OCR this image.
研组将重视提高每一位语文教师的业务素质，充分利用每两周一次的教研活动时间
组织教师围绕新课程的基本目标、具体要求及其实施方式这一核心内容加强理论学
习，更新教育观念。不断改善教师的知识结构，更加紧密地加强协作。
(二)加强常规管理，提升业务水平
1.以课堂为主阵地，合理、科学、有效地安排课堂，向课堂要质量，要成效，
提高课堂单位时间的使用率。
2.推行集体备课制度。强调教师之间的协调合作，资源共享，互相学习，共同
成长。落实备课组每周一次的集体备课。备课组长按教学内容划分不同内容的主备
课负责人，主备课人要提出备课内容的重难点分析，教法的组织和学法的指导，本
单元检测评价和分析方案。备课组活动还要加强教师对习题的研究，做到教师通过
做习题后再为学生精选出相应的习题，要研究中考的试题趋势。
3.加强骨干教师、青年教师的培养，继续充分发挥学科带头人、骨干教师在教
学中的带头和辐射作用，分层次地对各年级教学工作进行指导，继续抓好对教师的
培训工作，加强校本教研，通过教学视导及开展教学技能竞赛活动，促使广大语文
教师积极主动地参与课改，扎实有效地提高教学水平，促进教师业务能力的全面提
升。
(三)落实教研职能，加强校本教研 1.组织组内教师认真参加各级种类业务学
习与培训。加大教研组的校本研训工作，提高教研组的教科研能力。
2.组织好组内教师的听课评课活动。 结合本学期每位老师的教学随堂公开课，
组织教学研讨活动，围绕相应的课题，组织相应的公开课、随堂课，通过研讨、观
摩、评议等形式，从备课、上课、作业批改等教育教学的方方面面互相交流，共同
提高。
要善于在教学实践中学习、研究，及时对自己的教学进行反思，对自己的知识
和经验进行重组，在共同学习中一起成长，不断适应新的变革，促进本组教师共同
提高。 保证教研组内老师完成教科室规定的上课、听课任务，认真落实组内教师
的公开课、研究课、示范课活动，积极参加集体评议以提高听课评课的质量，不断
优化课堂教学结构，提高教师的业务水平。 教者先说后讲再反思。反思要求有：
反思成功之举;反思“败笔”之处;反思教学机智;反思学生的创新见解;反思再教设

####

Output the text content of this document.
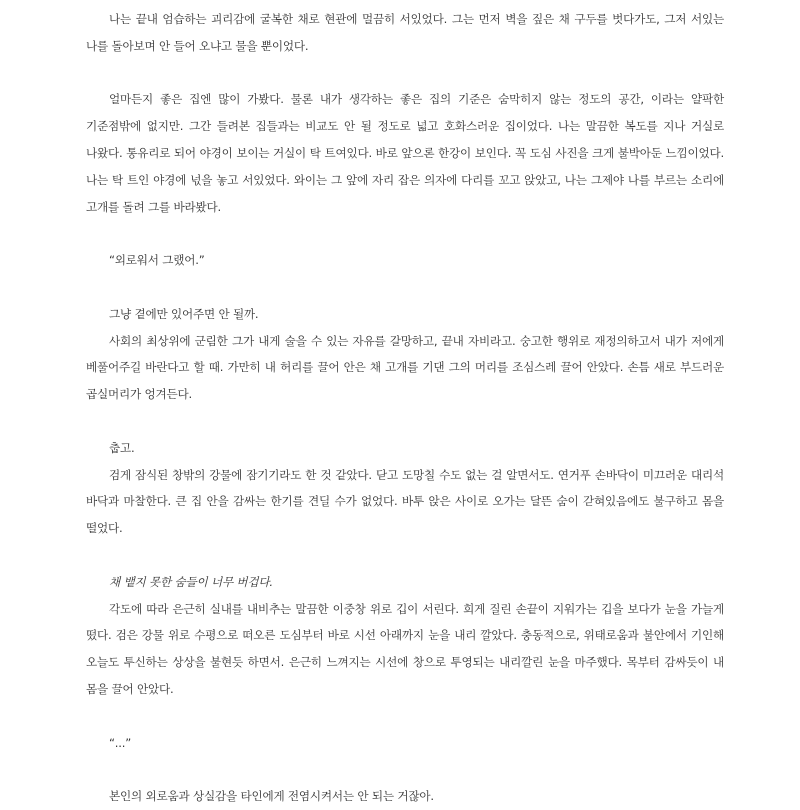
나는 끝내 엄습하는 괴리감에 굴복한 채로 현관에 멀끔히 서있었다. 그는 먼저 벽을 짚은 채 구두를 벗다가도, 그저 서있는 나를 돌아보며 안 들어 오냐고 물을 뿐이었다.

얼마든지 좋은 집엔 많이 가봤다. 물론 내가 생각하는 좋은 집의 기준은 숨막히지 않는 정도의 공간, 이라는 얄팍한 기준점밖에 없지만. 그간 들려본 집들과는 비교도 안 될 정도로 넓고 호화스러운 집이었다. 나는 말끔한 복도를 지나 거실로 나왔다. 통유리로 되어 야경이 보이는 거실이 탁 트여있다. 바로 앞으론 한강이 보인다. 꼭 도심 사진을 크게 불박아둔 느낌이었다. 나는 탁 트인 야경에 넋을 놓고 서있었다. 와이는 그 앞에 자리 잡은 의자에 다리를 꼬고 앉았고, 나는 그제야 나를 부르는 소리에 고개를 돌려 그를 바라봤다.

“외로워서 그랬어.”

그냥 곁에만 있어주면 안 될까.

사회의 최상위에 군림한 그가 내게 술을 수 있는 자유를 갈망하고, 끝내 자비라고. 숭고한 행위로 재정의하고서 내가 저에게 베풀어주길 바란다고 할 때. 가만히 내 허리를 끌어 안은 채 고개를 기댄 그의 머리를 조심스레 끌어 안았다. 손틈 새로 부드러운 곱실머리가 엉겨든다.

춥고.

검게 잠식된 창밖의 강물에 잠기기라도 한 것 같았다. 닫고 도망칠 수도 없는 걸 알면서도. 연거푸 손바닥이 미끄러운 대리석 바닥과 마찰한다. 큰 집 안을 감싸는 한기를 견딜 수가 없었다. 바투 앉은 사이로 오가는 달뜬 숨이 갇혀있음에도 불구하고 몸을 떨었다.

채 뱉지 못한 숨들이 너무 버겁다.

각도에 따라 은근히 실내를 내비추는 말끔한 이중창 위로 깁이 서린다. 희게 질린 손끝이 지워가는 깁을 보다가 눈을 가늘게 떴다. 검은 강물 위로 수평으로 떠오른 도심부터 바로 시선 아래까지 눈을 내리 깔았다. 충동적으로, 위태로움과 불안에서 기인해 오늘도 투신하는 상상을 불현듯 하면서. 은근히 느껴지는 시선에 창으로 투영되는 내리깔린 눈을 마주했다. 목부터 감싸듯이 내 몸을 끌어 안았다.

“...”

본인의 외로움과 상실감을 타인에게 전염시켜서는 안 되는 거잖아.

####

**Goal:** How many lines in the listing above contain the string "서있었다"? Answer with the number only.

**The reply:** 2